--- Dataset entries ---
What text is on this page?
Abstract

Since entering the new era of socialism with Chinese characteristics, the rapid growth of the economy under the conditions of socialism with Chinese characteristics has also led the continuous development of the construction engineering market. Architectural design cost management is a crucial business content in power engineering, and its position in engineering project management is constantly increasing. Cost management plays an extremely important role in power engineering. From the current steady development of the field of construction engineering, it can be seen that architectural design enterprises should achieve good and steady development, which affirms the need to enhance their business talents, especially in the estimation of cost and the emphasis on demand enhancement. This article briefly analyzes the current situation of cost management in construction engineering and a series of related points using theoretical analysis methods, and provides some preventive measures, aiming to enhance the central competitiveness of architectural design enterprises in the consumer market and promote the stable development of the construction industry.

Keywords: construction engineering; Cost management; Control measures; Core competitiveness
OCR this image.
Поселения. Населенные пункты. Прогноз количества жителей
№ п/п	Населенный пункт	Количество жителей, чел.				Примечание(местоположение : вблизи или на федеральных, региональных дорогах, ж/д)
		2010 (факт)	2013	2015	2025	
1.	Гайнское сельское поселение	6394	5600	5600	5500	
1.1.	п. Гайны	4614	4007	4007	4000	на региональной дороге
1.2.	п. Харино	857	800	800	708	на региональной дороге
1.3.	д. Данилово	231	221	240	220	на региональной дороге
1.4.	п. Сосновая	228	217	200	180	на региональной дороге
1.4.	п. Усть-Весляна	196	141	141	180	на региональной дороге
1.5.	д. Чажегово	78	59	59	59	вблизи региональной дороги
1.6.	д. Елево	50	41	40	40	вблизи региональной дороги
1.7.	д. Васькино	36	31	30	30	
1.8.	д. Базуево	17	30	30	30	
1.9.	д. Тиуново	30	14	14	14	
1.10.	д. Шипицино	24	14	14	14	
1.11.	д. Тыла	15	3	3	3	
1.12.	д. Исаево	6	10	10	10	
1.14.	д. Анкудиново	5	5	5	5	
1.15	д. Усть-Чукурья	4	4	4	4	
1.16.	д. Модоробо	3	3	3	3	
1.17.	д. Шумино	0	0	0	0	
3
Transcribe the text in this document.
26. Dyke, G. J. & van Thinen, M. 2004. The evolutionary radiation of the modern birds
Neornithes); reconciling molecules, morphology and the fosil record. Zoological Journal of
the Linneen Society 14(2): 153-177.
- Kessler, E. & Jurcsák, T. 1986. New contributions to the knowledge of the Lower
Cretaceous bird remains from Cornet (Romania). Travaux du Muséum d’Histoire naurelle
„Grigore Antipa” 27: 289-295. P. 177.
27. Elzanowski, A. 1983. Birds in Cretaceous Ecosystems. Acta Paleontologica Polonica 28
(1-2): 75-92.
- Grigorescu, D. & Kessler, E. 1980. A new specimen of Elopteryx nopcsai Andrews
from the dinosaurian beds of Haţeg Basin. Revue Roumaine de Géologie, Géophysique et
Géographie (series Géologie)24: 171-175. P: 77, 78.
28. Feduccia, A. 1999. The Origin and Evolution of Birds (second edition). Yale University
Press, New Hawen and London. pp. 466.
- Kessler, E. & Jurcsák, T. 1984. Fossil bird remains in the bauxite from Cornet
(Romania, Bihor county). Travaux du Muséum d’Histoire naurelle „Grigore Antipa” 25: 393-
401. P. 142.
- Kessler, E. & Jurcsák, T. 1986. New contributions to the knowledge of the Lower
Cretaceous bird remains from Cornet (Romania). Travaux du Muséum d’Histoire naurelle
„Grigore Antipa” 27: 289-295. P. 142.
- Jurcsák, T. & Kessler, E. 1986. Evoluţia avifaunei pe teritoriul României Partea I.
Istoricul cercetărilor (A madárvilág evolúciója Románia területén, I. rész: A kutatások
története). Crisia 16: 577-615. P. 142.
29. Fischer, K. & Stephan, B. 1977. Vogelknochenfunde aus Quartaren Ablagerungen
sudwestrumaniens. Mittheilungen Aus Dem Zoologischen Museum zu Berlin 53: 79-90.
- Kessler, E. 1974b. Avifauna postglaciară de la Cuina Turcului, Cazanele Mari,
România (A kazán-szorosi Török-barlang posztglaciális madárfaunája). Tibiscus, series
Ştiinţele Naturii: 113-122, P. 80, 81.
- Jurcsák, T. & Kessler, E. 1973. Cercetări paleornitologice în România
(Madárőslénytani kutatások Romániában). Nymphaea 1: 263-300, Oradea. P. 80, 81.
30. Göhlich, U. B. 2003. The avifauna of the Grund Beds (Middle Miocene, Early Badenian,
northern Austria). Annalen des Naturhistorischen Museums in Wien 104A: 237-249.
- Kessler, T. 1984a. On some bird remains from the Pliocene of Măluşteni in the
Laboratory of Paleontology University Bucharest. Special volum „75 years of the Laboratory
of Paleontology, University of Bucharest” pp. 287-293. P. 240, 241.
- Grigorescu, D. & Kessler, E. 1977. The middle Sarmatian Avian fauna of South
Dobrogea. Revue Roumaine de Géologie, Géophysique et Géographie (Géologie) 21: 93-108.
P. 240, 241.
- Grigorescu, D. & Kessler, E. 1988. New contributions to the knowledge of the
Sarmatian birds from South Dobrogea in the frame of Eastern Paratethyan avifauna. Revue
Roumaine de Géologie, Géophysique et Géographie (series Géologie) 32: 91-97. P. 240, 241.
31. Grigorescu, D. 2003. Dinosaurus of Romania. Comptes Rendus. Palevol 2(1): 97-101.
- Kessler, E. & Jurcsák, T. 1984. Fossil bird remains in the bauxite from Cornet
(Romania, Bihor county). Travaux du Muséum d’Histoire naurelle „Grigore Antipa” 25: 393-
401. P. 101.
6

--- EXERCISE PROMPT ---
Look through the material and copy each line that has "România".

--- TASK RESPONSE ---
România (A kazán-szorosi Török-barlang posztglaciális madárfaunája). Tibiscus, series
- Jurcsák, T. & Kessler, E. 1973. Cercetări paleornitologice în România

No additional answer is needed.